→ Instructions to follow
Among the following entries, count the lines that contain "name" and report only the result.

→ Data entries for graphics
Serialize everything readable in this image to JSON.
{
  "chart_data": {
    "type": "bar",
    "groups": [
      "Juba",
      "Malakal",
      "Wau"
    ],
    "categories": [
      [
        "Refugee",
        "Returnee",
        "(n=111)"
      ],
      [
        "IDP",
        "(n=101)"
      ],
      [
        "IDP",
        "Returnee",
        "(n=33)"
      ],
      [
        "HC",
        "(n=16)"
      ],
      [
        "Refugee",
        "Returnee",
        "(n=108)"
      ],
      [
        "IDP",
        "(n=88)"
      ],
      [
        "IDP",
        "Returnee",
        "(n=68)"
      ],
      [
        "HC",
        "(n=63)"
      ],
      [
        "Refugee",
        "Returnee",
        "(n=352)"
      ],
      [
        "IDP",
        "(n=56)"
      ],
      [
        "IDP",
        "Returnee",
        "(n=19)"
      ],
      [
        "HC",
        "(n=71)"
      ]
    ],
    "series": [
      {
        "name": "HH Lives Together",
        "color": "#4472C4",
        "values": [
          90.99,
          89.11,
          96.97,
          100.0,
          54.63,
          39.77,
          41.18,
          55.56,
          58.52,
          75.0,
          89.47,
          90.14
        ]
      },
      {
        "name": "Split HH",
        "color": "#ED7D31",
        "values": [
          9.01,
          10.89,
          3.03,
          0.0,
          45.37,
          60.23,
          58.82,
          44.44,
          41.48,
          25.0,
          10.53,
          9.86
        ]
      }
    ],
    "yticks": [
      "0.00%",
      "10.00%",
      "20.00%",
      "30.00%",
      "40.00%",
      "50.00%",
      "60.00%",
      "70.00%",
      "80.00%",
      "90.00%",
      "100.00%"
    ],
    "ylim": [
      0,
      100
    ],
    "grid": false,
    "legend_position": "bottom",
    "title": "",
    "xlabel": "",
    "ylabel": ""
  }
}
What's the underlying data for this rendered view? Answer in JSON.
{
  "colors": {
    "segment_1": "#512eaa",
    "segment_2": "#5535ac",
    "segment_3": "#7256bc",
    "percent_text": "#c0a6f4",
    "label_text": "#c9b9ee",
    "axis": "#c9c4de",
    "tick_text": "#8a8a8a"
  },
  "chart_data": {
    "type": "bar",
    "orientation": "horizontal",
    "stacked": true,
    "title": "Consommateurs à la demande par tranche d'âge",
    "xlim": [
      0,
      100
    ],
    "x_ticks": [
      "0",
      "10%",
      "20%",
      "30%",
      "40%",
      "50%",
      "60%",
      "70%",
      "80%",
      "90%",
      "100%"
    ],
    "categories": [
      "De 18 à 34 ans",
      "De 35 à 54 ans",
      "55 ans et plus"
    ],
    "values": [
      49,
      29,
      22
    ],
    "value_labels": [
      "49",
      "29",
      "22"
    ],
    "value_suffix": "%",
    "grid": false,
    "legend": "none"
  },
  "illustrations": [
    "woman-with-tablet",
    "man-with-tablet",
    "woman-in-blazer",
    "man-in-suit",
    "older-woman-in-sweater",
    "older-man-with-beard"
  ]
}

→ Answer
2